Directive> Give the count of lines in the data that include the string "even", with no added remarks.

Data supplied>
==============================
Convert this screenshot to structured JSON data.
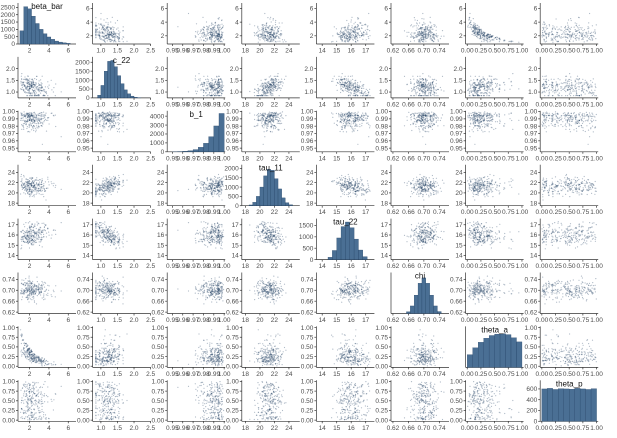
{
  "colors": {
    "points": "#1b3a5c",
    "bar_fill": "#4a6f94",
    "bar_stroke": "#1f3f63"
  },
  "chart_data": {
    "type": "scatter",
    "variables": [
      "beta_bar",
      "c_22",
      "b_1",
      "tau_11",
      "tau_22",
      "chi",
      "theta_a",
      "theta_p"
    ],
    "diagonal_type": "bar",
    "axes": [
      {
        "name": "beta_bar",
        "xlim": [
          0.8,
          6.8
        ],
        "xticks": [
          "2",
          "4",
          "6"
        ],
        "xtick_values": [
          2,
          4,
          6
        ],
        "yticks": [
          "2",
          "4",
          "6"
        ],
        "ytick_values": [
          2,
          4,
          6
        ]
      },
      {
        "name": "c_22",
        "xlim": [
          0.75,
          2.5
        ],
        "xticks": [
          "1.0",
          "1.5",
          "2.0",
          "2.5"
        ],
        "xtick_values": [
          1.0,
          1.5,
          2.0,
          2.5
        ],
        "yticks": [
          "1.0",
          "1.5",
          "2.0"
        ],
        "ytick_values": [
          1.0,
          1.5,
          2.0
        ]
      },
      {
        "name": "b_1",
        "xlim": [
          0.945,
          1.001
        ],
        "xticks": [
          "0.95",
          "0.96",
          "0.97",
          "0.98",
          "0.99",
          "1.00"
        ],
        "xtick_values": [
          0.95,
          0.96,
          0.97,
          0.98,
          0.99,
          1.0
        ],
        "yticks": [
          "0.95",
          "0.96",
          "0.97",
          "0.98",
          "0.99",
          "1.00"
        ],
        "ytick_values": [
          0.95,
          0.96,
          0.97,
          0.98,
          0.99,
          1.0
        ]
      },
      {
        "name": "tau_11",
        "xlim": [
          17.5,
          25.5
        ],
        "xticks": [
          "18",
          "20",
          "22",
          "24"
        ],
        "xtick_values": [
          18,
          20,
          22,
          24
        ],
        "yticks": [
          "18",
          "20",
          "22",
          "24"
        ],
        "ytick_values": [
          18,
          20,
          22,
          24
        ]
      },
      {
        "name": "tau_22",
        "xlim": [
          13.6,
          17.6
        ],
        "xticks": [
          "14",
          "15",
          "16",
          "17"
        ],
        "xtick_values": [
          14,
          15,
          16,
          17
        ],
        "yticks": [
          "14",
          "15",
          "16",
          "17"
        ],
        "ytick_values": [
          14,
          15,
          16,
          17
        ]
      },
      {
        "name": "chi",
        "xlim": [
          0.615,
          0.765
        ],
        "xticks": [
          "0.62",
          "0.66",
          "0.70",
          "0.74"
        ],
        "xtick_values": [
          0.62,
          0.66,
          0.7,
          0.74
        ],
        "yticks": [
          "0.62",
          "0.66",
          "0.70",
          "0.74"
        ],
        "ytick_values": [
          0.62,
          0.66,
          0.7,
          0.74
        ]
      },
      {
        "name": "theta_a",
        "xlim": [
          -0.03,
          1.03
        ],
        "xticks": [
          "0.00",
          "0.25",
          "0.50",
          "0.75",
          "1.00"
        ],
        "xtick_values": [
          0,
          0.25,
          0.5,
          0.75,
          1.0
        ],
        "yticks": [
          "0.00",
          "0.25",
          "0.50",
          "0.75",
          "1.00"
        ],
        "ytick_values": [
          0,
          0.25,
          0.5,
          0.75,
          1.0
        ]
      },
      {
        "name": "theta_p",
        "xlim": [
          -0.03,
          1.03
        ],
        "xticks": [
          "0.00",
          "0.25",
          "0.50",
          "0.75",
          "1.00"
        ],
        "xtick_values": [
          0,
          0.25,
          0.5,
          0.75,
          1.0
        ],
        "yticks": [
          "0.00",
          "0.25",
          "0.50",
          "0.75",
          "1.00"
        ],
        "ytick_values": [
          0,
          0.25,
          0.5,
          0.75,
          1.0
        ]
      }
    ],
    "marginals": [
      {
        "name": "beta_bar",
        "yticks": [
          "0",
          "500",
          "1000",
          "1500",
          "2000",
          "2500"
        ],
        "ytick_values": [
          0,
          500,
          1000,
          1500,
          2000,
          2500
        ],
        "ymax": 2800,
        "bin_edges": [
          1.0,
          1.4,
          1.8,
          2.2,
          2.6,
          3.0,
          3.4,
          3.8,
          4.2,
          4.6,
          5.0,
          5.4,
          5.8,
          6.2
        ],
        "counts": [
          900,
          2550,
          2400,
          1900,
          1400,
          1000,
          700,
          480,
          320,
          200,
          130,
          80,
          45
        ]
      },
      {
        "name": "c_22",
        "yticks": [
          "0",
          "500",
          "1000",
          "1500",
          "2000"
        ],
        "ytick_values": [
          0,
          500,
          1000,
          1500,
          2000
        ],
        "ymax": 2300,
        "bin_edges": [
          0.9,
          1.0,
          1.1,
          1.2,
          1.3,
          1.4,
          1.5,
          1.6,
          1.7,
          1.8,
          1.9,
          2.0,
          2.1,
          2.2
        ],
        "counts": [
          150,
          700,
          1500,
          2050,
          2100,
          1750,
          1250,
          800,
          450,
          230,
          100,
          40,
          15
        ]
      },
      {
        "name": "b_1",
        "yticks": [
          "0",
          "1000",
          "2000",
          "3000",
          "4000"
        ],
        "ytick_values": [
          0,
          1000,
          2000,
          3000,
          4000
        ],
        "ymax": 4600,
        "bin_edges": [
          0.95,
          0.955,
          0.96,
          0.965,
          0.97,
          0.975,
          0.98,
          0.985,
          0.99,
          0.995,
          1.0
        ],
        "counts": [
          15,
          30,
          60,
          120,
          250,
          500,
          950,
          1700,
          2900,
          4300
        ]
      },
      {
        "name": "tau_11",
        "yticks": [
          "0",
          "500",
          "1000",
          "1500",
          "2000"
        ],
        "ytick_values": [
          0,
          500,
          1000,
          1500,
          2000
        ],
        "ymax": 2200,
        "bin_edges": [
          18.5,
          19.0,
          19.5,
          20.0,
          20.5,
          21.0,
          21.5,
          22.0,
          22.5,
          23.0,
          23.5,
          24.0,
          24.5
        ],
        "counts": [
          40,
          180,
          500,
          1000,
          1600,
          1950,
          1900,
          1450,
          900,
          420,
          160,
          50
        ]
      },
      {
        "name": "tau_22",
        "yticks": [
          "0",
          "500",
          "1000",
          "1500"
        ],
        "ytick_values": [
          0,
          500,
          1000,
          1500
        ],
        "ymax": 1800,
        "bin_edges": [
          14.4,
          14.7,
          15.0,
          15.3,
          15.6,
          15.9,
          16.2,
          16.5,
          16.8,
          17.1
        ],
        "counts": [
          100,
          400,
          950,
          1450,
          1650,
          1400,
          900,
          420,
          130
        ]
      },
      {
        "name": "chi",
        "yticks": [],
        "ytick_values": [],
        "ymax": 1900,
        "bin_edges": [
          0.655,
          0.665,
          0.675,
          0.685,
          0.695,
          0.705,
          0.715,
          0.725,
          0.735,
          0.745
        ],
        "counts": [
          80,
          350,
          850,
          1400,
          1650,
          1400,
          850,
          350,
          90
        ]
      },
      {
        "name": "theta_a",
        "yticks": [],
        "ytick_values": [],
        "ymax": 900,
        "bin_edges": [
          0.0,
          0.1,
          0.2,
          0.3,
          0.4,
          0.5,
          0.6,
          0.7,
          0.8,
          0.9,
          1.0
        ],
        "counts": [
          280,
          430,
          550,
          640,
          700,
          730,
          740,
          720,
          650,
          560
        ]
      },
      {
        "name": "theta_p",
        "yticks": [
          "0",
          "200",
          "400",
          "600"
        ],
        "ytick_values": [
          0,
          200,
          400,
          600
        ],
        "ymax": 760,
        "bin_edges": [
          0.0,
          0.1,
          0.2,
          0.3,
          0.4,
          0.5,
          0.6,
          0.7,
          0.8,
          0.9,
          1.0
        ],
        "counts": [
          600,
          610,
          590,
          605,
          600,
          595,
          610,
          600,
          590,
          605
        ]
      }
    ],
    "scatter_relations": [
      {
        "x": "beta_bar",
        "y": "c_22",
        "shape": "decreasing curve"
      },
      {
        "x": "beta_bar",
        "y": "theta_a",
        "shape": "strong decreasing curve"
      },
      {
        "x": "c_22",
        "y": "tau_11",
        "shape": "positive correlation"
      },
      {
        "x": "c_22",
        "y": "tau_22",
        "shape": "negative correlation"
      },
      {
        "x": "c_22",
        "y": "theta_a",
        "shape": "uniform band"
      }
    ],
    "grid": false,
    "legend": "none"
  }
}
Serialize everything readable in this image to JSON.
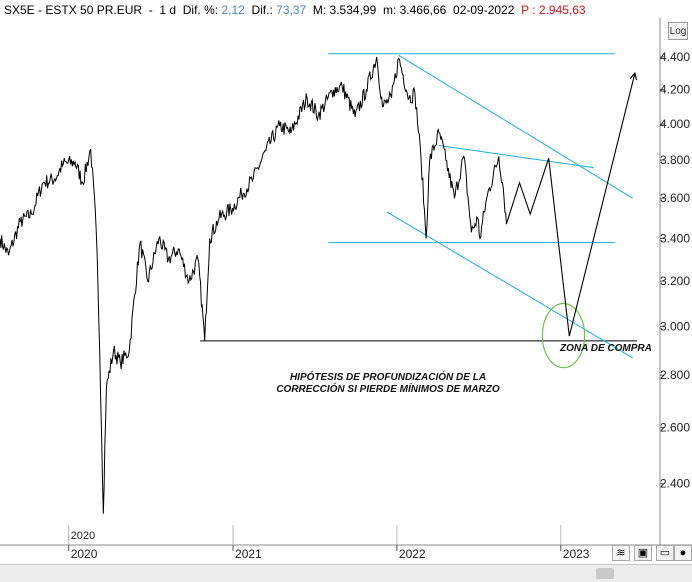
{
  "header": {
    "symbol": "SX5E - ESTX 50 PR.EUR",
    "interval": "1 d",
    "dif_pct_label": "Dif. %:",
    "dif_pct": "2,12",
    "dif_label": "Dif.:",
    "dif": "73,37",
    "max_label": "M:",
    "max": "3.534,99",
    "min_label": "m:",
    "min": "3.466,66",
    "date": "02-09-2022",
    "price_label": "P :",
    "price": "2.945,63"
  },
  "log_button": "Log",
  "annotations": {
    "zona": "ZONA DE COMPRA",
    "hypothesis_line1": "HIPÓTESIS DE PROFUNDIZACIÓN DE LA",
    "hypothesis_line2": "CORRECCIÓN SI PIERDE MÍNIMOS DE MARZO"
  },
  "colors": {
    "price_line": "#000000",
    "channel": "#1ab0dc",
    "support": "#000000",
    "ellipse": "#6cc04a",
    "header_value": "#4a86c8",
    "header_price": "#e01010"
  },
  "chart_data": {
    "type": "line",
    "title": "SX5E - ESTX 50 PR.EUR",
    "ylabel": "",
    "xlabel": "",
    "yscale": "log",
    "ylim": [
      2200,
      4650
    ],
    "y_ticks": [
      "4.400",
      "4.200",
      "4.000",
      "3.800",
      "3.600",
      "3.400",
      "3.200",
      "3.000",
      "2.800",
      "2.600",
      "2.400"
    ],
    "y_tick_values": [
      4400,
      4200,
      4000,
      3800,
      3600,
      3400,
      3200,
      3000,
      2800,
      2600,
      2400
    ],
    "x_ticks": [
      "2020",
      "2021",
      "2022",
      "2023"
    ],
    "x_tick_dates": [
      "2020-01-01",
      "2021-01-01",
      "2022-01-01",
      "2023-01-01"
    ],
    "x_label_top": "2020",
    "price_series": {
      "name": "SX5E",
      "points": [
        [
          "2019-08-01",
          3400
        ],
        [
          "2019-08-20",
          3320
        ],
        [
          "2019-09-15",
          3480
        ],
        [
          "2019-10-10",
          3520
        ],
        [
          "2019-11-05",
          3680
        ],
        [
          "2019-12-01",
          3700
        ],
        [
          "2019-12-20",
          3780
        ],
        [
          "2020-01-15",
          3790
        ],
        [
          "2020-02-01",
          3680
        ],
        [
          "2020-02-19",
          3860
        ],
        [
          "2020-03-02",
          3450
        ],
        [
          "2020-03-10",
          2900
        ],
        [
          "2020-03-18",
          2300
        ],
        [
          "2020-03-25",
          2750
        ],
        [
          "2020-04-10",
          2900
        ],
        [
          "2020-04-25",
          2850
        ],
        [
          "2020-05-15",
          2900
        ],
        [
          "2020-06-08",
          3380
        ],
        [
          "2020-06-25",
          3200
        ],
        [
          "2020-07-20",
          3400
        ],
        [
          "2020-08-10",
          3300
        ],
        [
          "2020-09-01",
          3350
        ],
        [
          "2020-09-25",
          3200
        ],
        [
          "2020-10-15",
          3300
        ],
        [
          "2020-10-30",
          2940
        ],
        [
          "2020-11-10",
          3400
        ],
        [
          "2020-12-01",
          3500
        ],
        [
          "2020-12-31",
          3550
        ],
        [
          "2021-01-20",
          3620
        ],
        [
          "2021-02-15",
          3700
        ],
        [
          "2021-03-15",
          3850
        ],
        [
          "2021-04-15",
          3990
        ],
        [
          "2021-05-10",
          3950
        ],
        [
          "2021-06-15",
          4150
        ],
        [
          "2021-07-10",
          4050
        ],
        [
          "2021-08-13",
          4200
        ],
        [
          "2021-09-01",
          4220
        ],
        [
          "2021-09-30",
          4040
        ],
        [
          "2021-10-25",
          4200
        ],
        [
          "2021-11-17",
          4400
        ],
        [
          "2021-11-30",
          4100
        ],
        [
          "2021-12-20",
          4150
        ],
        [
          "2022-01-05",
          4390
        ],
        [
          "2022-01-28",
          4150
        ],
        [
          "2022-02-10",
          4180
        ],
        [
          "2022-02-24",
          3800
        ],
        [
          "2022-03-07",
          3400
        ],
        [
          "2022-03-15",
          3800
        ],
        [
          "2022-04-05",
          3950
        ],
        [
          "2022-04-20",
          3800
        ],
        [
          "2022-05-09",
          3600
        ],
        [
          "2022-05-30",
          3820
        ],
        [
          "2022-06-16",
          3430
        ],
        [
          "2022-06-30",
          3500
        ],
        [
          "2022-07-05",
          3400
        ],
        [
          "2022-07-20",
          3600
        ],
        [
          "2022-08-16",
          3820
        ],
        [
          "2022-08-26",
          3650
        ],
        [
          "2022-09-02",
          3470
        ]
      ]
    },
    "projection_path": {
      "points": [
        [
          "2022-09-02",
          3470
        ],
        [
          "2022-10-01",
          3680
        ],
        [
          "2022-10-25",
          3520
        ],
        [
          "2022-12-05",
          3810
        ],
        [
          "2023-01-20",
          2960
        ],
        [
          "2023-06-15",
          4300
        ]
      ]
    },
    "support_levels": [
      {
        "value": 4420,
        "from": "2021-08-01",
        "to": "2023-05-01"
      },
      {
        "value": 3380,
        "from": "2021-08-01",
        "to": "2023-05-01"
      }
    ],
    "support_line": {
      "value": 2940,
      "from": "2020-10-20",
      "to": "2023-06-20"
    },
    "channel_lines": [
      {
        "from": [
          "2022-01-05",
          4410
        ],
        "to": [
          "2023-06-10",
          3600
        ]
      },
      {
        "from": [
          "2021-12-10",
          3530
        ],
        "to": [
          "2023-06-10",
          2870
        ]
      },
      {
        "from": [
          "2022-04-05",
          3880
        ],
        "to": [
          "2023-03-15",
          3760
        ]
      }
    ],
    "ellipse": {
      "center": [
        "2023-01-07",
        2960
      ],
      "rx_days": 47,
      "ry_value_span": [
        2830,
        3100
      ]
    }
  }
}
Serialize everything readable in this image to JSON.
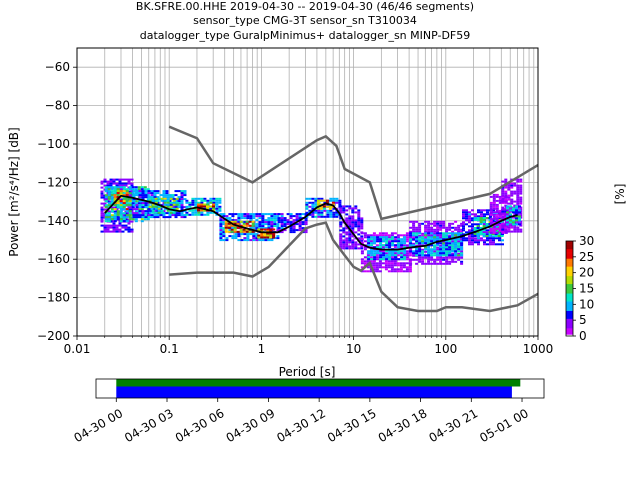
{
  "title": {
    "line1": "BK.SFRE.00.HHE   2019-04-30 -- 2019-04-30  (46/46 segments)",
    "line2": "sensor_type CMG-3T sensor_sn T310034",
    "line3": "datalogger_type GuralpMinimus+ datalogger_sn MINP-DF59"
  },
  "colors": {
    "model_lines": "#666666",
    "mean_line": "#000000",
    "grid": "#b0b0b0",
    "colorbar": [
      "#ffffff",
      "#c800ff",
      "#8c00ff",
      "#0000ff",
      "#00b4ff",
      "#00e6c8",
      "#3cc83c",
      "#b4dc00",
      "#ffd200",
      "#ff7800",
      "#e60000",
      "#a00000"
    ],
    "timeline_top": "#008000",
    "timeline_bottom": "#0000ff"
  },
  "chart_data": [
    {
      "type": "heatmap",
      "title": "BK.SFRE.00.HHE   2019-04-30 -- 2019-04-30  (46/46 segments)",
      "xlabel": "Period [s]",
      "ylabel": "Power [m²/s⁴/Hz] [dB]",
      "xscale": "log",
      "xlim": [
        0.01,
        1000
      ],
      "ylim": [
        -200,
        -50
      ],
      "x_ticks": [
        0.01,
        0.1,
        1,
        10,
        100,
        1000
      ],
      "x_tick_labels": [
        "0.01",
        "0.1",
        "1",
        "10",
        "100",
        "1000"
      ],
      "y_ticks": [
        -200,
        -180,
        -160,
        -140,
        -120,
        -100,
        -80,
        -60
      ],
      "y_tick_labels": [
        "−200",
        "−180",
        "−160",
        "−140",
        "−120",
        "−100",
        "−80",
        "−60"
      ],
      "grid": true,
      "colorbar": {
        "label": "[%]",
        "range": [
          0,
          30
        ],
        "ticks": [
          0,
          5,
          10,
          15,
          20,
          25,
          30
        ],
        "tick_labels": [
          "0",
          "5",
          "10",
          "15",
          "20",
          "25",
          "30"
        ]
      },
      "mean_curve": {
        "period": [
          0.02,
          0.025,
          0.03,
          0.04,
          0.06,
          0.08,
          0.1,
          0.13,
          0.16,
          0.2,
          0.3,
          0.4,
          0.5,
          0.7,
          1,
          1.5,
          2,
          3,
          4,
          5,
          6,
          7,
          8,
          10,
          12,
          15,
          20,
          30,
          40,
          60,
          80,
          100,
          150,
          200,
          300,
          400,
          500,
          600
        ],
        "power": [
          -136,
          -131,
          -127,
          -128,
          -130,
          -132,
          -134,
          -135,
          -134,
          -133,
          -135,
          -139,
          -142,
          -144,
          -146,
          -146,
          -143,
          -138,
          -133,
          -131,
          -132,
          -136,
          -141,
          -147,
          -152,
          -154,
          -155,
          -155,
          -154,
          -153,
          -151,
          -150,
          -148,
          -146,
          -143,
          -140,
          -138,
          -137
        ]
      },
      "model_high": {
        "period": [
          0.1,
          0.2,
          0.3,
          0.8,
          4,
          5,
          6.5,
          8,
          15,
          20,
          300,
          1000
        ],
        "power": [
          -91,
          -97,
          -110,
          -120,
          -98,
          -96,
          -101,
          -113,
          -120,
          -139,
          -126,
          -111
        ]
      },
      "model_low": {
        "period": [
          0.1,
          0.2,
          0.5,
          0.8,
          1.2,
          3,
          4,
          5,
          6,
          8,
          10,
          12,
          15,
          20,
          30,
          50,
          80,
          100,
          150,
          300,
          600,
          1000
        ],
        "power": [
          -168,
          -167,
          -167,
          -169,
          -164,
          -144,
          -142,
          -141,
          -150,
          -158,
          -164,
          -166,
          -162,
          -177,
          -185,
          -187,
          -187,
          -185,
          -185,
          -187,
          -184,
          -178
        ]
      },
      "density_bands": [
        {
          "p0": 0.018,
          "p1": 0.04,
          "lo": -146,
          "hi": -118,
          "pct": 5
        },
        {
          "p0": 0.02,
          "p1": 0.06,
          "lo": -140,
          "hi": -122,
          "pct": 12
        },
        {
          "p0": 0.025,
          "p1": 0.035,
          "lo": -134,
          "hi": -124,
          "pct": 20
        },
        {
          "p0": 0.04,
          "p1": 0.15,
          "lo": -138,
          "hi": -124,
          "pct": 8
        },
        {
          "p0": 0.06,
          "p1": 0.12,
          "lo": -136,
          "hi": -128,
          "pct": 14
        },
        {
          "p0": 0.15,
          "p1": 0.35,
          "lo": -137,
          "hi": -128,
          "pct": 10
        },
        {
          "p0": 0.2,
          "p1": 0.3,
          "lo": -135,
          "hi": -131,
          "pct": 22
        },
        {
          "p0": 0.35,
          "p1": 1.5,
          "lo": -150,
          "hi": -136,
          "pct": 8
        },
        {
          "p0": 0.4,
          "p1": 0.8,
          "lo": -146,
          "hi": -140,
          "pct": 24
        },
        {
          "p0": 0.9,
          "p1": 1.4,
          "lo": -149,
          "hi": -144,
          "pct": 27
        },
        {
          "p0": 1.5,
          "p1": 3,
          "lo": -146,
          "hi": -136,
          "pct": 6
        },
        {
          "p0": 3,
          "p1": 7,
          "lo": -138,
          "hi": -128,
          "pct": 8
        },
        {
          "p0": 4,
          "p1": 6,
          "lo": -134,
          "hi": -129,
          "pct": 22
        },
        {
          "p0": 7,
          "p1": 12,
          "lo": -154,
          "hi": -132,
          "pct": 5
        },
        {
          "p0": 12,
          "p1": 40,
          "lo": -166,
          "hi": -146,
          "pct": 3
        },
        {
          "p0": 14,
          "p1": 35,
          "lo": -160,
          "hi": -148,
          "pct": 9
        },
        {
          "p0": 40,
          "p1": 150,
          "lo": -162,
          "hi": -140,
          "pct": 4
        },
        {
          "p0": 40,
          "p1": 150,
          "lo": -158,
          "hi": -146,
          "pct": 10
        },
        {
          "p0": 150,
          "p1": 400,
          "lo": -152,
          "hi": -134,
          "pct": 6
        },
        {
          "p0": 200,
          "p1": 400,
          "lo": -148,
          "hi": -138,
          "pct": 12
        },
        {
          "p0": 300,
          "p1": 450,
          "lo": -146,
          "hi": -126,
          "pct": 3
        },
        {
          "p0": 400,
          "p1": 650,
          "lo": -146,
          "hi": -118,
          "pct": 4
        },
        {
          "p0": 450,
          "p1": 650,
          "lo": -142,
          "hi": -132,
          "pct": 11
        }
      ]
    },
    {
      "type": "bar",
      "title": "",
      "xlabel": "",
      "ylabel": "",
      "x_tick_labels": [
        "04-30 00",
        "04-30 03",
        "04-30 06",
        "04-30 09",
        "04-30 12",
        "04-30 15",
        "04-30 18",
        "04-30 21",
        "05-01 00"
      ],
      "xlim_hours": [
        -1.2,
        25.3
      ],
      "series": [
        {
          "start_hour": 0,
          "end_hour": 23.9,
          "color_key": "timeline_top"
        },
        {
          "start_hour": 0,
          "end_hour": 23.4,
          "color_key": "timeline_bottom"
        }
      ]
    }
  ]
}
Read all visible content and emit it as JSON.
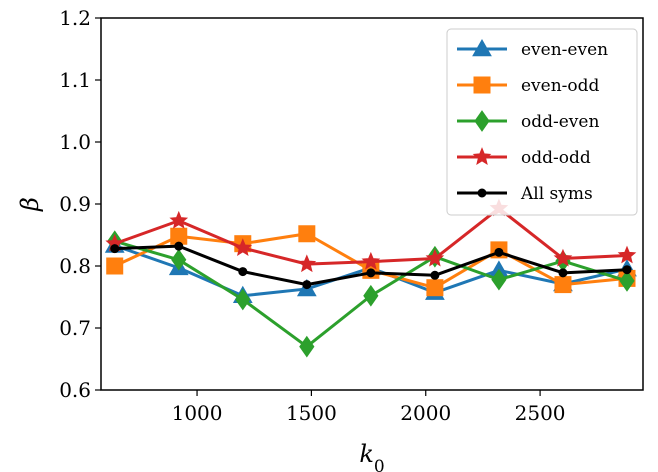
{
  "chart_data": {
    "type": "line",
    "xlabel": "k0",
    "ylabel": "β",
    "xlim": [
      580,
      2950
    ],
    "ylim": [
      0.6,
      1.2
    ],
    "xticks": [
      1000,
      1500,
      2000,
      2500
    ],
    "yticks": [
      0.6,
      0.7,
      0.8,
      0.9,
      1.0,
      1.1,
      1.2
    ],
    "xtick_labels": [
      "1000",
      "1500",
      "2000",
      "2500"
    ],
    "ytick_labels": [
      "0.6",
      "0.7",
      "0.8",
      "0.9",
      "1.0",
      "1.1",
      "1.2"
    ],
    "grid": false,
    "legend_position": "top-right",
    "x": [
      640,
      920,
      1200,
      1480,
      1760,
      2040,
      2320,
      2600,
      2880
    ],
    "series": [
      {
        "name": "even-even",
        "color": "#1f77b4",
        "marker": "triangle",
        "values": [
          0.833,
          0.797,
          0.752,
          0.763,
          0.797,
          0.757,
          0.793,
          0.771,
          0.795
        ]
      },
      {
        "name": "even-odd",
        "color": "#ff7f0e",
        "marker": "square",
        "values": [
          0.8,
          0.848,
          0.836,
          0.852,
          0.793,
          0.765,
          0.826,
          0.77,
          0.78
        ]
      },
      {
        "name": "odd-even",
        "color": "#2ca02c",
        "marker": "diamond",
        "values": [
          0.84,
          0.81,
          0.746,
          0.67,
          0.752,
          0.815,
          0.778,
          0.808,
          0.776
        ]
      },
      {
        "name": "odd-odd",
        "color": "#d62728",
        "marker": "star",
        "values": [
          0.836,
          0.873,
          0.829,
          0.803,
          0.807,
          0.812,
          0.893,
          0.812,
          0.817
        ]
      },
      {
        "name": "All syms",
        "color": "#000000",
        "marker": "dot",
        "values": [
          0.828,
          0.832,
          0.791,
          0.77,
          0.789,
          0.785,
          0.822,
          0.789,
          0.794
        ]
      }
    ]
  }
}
==============================
Task result> 3